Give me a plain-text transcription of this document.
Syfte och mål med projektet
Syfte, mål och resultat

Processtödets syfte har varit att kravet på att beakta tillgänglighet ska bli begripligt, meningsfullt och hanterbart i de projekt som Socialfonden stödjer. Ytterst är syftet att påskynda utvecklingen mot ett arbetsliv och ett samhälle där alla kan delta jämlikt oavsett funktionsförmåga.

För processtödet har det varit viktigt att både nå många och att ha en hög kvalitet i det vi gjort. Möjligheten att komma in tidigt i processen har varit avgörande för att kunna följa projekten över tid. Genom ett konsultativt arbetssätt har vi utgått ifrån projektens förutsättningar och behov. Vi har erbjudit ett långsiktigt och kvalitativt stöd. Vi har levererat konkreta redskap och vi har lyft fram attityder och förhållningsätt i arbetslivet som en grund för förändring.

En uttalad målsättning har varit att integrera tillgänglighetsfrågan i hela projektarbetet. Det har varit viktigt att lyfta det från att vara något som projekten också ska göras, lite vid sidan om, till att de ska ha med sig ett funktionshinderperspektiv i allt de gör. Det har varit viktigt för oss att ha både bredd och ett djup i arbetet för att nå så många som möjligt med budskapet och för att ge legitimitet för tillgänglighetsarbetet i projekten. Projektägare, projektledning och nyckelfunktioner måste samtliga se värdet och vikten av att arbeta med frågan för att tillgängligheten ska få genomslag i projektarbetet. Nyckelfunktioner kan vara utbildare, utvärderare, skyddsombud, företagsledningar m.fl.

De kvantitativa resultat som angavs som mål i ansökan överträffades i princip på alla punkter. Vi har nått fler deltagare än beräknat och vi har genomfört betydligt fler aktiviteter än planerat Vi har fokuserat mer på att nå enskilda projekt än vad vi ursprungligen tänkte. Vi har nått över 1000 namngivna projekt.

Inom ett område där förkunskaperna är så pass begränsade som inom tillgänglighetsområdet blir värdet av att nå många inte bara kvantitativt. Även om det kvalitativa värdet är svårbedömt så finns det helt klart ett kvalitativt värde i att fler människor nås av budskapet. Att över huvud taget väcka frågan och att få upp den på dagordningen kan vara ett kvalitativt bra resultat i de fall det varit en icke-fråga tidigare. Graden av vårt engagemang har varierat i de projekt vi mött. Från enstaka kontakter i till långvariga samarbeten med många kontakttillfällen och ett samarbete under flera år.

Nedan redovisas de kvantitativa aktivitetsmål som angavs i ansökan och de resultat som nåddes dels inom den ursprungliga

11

- - - -

> [WHAT YOU ARE ASKED TO DO]:
Set down the listing again, exactly.

> [EXPECTED ANSWER]:
Give me a plain-text transcription of this document.
Syfte och mål med projektet
Syfte, mål och resultat

Processtödets syfte har varit att kravet på att beakta tillgänglighet ska bli begripligt, meningsfullt och hanterbart i de projekt som Socialfonden stödjer. Ytterst är syftet att påskynda utvecklingen mot ett arbetsliv och ett samhälle där alla kan delta jämlikt oavsett funktionsförmåga.

För processtödet har det varit viktigt att både nå många och att ha en hög kvalitet i det vi gjort. Möjligheten att komma in tidigt i processen har varit avgörande för att kunna följa projekten över tid. Genom ett konsultativt arbetssätt har vi utgått ifrån projektens förutsättningar och behov. Vi har erbjudit ett långsiktigt och kvalitativt stöd. Vi har levererat konkreta redskap och vi har lyft fram attityder och förhållningsätt i arbetslivet som en grund för förändring.

En uttalad målsättning har varit att integrera tillgänglighetsfrågan i hela projektarbetet. Det har varit viktigt att lyfta det från att vara något som projekten också ska göras, lite vid sidan om, till att de ska ha med sig ett funktionshinderperspektiv i allt de gör. Det har varit viktigt för oss att ha både bredd och ett djup i arbetet för att nå så många som möjligt med budskapet och för att ge legitimitet för tillgänglighetsarbetet i projekten. Projektägare, projektledning och nyckelfunktioner måste samtliga se värdet och vikten av att arbeta med frågan för att tillgängligheten ska få genomslag i projektarbetet. Nyckelfunktioner kan vara utbildare, utvärderare, skyddsombud, företagsledningar m.fl.

De kvantitativa resultat som angavs som mål i ansökan överträffades i princip på alla punkter. Vi har nått fler deltagare än beräknat och vi har genomfört betydligt fler aktiviteter än planerat Vi har fokuserat mer på att nå enskilda projekt än vad vi ursprungligen tänkte. Vi har nått över 1000 namngivna projekt.

Inom ett område där förkunskaperna är så pass begränsade som inom tillgänglighetsområdet blir värdet av att nå många inte bara kvantitativt. Även om det kvalitativa värdet är svårbedömt så finns det helt klart ett kvalitativt värde i att fler människor nås av budskapet. Att över huvud taget väcka frågan och att få upp den på dagordningen kan vara ett kvalitativt bra resultat i de fall det varit en icke-fråga tidigare. Graden av vårt engagemang har varierat i de projekt vi mött. Från enstaka kontakter i till långvariga samarbeten med många kontakttillfällen och ett samarbete under flera år.

Nedan redovisas de kvantitativa aktivitetsmål som angavs i ansökan och de resultat som nåddes dels inom den ursprungliga

11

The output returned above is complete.